Stored data entries
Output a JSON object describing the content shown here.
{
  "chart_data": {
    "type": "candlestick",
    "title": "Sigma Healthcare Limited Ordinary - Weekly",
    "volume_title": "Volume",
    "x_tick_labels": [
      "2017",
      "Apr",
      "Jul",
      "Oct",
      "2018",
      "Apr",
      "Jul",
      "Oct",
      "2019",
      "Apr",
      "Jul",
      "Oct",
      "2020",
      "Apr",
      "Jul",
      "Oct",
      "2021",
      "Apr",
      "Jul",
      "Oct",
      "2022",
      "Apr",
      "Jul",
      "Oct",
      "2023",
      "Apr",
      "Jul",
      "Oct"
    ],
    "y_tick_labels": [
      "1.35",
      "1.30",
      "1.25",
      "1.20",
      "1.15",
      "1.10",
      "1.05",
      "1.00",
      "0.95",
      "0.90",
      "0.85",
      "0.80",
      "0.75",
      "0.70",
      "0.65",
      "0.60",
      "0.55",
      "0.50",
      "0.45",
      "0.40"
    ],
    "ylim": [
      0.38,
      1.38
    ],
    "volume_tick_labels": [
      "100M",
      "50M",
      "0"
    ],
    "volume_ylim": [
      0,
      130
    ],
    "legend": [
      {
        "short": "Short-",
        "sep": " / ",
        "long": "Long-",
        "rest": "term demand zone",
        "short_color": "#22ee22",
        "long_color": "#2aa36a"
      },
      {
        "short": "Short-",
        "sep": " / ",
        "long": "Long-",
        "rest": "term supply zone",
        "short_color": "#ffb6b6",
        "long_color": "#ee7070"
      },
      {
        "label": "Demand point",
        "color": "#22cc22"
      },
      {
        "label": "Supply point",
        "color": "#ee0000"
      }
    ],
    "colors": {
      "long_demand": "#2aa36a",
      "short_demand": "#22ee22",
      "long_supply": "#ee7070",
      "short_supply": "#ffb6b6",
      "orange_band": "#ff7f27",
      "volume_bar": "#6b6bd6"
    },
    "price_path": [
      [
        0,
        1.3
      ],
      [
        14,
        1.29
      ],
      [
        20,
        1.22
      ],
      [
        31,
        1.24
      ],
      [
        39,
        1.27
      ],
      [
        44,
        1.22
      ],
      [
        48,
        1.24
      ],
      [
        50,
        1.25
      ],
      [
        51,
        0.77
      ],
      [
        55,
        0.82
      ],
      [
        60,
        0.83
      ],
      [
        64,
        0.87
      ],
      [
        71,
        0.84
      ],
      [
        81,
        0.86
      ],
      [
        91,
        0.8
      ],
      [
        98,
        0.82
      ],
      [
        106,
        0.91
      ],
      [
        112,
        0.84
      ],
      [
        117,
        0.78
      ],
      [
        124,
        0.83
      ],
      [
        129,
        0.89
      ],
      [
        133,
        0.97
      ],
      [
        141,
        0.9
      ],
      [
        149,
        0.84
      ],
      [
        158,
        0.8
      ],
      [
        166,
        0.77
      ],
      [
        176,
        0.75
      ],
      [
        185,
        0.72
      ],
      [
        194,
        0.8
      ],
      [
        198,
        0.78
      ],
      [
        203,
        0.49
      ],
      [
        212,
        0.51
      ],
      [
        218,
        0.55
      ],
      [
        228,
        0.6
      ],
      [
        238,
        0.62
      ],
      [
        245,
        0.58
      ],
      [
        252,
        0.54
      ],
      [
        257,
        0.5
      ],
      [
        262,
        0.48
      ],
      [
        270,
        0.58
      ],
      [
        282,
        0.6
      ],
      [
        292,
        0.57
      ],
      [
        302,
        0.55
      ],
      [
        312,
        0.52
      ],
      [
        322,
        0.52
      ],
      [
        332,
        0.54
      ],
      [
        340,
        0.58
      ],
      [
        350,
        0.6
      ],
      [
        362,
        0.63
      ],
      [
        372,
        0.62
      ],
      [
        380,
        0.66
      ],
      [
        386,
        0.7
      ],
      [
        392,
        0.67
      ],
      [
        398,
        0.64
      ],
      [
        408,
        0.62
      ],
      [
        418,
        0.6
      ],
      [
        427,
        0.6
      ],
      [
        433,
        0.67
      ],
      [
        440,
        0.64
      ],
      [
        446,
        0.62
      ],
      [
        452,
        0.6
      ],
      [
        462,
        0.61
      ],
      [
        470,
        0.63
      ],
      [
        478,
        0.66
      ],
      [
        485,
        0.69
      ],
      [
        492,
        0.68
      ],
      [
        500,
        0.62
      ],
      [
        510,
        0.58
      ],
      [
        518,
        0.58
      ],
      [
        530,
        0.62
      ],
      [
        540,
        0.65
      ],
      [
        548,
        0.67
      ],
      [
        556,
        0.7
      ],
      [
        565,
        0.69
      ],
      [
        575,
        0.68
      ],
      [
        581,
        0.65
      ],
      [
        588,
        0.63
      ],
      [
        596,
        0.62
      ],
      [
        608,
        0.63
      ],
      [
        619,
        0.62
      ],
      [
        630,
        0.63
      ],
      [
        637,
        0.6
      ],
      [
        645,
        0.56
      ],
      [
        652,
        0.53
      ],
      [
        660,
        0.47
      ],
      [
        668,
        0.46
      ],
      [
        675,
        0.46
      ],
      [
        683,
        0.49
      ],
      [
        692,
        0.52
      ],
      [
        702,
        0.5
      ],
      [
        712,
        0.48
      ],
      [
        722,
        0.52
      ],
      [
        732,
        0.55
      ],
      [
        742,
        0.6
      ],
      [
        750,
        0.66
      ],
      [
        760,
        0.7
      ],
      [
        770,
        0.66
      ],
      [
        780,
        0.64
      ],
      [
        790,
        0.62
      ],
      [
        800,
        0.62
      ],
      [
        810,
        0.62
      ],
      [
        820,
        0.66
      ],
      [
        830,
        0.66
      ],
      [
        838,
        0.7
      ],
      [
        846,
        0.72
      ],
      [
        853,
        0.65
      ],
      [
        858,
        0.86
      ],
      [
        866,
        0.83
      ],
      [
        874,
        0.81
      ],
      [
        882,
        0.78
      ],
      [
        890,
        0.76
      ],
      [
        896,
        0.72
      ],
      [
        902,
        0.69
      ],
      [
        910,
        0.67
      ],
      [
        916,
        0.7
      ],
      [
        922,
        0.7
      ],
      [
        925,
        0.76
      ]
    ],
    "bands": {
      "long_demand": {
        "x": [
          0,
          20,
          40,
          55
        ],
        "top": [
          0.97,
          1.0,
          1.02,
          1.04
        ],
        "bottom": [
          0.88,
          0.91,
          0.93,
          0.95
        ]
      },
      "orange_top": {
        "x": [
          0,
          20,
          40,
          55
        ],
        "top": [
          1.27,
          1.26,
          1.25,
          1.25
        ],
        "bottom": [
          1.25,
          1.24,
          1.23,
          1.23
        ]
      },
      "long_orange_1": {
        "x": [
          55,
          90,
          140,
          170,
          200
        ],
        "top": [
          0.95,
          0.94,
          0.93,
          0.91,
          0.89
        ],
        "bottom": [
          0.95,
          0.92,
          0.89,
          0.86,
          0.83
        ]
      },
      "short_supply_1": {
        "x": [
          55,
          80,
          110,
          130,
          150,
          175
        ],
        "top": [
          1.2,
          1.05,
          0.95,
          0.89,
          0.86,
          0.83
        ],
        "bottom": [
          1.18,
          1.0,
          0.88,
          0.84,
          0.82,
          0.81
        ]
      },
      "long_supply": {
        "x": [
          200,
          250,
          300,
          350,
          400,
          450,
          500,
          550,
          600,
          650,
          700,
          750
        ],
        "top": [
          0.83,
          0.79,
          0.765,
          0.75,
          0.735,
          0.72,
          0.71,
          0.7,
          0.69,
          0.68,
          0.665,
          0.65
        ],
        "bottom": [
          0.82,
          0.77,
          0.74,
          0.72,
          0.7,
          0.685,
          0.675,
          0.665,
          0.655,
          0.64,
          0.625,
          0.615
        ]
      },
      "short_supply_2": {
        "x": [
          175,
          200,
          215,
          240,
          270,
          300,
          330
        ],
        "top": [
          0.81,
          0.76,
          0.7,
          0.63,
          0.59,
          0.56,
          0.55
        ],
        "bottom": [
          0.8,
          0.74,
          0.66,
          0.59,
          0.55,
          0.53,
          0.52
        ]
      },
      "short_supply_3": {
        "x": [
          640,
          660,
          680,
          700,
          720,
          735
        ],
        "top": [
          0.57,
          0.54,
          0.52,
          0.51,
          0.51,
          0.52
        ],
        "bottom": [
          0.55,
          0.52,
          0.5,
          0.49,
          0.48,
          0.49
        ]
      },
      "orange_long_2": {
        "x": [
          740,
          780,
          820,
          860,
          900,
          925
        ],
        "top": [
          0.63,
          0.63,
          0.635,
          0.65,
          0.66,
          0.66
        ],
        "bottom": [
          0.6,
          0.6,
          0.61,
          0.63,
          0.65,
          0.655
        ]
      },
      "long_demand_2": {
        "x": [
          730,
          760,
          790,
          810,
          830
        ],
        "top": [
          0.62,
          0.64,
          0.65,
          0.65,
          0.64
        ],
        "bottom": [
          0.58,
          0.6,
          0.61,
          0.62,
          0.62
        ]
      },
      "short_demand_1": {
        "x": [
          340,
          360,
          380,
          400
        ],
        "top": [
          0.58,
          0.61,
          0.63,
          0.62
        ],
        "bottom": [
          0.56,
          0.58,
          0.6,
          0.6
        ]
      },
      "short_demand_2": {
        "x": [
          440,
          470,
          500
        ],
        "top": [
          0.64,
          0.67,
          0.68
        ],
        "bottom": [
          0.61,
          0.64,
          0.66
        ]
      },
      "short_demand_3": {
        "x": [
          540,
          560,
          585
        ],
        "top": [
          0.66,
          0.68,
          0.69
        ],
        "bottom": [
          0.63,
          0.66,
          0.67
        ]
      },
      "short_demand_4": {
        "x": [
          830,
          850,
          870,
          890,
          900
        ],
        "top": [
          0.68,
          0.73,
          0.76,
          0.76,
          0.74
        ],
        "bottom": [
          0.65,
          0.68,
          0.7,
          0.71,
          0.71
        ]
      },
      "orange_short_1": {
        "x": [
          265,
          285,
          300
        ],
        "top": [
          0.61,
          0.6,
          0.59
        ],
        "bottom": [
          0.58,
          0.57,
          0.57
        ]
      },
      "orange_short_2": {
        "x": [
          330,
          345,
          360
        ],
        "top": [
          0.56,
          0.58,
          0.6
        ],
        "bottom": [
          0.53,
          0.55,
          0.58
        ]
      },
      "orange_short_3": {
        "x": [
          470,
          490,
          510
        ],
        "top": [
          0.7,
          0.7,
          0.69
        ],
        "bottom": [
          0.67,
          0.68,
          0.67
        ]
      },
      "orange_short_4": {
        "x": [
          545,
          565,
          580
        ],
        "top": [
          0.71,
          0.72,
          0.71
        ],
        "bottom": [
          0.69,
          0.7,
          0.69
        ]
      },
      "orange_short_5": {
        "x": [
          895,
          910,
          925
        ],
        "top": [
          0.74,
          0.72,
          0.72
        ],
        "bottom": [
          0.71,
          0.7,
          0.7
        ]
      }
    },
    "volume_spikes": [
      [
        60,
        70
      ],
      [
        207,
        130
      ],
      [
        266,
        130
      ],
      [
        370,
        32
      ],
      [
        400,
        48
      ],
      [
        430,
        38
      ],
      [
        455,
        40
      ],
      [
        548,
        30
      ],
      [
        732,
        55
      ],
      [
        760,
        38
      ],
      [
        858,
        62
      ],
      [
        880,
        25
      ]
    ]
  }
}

* Given task
How many lines of the entries above hold the string "point"? Reply with the number alone.

* Final answer
2